### [RECORDS FOR THIS EXERCISE]
━━━━━━━━━━━━━━━━

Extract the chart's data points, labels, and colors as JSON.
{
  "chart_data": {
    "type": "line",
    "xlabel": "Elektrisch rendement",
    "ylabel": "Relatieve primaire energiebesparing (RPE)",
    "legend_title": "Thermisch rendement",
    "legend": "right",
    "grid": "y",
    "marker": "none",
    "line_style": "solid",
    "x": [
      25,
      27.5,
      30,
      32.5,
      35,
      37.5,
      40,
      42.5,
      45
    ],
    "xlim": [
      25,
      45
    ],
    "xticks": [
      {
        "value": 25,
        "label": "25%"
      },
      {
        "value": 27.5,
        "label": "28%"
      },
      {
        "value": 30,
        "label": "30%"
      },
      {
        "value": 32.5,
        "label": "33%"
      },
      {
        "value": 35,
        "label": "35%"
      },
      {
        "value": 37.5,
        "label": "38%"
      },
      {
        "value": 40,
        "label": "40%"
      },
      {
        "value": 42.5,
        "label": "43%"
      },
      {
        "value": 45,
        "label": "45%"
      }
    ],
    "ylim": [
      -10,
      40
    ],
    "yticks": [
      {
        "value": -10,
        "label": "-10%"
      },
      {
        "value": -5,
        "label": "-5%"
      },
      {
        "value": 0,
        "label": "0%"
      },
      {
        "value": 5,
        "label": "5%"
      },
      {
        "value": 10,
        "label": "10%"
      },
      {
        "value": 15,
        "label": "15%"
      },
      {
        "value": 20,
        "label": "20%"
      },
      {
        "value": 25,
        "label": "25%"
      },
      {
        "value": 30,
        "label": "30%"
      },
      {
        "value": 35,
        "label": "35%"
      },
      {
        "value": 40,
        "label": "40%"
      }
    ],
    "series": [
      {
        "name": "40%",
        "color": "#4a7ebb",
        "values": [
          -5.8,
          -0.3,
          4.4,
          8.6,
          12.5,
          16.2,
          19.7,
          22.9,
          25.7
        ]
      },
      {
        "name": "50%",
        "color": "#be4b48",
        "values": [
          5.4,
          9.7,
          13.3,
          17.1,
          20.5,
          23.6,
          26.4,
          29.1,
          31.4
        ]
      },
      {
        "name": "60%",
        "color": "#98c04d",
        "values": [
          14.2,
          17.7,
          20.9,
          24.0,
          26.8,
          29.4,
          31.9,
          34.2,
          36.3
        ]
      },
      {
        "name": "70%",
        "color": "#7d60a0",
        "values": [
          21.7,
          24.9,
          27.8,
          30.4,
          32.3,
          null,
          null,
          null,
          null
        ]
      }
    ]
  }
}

━━━━━━━━━━━━━━━━

### [WHAT IS EXPECTED]
Print the whole listing again, exactly.

### [TASK ANSWER]
Extract the chart's data points, labels, and colors as JSON.
{
  "chart_data": {
    "type": "line",
    "xlabel": "Elektrisch rendement",
    "ylabel": "Relatieve primaire energiebesparing (RPE)",
    "legend_title": "Thermisch rendement",
    "legend": "right",
    "grid": "y",
    "marker": "none",
    "line_style": "solid",
    "x": [
      25,
      27.5,
      30,
      32.5,
      35,
      37.5,
      40,
      42.5,
      45
    ],
    "xlim": [
      25,
      45
    ],
    "xticks": [
      {
        "value": 25,
        "label": "25%"
      },
      {
        "value": 27.5,
        "label": "28%"
      },
      {
        "value": 30,
        "label": "30%"
      },
      {
        "value": 32.5,
        "label": "33%"
      },
      {
        "value": 35,
        "label": "35%"
      },
      {
        "value": 37.5,
        "label": "38%"
      },
      {
        "value": 40,
        "label": "40%"
      },
      {
        "value": 42.5,
        "label": "43%"
      },
      {
        "value": 45,
        "label": "45%"
      }
    ],
    "ylim": [
      -10,
      40
    ],
    "yticks": [
      {
        "value": -10,
        "label": "-10%"
      },
      {
        "value": -5,
        "label": "-5%"
      },
      {
        "value": 0,
        "label": "0%"
      },
      {
        "value": 5,
        "label": "5%"
      },
      {
        "value": 10,
        "label": "10%"
      },
      {
        "value": 15,
        "label": "15%"
      },
      {
        "value": 20,
        "label": "20%"
      },
      {
        "value": 25,
        "label": "25%"
      },
      {
        "value": 30,
        "label": "30%"
      },
      {
        "value": 35,
        "label": "35%"
      },
      {
        "value": 40,
        "label": "40%"
      }
    ],
    "series": [
      {
        "name": "40%",
        "color": "#4a7ebb",
        "values": [
          -5.8,
          -0.3,
          4.4,
          8.6,
          12.5,
          16.2,
          19.7,
          22.9,
          25.7
        ]
      },
      {
        "name": "50%",
        "color": "#be4b48",
        "values": [
          5.4,
          9.7,
          13.3,
          17.1,
          20.5,
          23.6,
          26.4,
          29.1,
          31.4
        ]
      },
      {
        "name": "60%",
        "color": "#98c04d",
        "values": [
          14.2,
          17.7,
          20.9,
          24.0,
          26.8,
          29.4,
          31.9,
          34.2,
          36.3
        ]
      },
      {
        "name": "70%",
        "color": "#7d60a0",
        "values": [
          21.7,
          24.9,
          27.8,
          30.4,
          32.3,
          null,
          null,
          null,
          null
        ]
      }
    ]
  }
}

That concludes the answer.